*** Supplied records ***
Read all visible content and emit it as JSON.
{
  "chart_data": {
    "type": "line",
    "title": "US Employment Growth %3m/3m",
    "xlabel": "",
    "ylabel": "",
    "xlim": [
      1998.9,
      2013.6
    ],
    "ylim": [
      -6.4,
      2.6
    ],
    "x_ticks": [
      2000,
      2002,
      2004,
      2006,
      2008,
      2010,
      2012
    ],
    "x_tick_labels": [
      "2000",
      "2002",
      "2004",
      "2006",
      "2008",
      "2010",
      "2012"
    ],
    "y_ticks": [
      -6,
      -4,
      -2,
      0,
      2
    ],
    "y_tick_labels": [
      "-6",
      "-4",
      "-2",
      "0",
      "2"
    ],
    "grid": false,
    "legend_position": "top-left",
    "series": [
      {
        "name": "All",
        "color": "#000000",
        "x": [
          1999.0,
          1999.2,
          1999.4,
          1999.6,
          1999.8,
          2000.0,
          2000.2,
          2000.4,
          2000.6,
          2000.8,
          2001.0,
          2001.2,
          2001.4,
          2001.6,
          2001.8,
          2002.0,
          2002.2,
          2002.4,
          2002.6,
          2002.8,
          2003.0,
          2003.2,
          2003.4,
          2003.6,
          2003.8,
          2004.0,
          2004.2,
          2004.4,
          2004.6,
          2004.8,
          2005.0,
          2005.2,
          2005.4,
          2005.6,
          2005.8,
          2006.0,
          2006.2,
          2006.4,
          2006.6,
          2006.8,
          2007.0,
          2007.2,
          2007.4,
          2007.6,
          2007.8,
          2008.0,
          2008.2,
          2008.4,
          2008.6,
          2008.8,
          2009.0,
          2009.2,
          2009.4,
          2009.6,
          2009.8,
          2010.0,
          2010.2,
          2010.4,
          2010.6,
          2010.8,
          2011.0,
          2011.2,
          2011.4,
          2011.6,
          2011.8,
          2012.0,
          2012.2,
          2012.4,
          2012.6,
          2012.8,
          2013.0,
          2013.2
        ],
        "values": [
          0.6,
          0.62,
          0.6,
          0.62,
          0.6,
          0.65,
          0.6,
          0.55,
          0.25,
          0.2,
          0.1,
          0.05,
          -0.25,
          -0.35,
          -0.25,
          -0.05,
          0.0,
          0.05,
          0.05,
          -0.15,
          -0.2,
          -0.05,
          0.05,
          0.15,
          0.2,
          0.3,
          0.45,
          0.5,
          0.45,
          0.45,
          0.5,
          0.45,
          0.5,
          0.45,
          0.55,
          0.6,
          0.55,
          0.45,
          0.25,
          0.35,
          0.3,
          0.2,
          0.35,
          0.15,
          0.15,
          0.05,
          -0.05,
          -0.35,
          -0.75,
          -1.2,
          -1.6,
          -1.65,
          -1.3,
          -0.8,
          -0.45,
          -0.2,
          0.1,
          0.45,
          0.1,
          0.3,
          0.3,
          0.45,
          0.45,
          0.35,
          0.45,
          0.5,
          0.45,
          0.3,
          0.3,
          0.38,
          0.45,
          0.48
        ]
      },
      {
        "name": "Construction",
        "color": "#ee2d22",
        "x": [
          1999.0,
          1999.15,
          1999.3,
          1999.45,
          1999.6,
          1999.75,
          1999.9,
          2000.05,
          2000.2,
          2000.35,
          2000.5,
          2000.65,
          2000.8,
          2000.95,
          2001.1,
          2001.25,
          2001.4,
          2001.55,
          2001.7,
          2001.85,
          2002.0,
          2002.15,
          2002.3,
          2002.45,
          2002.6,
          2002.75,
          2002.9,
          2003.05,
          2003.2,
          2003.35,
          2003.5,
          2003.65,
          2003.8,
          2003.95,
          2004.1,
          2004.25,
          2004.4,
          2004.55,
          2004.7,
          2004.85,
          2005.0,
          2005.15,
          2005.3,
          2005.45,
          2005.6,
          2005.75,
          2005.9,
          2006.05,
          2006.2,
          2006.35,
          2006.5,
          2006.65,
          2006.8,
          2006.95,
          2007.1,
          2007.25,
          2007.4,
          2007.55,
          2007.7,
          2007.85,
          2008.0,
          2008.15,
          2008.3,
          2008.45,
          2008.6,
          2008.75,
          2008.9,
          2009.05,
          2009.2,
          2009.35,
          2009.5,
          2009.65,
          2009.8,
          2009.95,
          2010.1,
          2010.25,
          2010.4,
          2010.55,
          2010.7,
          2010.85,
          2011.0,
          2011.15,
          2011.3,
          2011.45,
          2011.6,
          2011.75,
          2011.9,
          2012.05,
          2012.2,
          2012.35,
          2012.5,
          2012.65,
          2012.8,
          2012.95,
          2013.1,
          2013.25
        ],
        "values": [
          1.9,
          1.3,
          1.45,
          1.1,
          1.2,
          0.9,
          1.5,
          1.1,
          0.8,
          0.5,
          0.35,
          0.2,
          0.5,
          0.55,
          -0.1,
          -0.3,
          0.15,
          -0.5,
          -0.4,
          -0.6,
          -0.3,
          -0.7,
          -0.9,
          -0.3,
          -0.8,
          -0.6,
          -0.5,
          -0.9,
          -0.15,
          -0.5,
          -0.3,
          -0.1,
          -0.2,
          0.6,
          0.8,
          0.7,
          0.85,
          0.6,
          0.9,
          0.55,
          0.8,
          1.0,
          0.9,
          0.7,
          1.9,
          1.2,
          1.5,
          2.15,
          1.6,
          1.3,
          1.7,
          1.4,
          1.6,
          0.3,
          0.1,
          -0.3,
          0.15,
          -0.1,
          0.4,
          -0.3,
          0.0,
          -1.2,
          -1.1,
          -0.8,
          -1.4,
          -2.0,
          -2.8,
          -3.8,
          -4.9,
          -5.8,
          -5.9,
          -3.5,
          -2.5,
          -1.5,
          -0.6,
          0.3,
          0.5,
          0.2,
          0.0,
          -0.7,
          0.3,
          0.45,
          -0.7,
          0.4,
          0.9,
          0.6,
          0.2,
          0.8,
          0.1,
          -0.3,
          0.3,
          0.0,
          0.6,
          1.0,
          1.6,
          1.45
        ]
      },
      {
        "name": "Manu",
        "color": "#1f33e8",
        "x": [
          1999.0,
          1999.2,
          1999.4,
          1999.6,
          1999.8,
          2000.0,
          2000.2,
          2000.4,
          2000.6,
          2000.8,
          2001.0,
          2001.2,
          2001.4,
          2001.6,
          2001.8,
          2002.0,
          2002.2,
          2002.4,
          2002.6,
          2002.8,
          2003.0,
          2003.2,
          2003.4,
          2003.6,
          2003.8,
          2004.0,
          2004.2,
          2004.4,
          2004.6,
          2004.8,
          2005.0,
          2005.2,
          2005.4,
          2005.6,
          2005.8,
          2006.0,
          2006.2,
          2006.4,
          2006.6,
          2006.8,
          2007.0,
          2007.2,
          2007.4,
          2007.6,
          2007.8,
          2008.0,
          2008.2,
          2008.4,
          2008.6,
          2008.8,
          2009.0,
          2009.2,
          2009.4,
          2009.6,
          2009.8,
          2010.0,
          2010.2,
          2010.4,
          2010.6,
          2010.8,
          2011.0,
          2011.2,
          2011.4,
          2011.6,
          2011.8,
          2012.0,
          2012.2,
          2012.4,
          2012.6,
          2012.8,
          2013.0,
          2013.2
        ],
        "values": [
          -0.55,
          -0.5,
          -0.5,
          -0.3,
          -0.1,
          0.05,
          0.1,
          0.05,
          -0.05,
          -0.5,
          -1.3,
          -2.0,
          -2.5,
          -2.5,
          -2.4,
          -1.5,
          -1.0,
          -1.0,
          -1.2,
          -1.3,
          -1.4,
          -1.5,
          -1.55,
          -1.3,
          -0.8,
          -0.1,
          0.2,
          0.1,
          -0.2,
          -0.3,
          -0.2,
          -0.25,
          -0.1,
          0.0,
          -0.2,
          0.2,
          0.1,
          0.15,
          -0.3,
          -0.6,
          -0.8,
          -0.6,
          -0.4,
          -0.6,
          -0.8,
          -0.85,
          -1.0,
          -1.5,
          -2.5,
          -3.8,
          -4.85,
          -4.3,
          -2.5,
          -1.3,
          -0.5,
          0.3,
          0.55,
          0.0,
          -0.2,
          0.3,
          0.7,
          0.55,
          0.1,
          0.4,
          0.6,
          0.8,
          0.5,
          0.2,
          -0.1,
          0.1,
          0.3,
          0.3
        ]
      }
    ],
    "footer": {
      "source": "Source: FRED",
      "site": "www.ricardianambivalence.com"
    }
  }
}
***
Identify each line in the entries with the word "color" and copy it.

        "color": "#000000",
        "color": "#ee2d22",
        "color": "#1f33e8",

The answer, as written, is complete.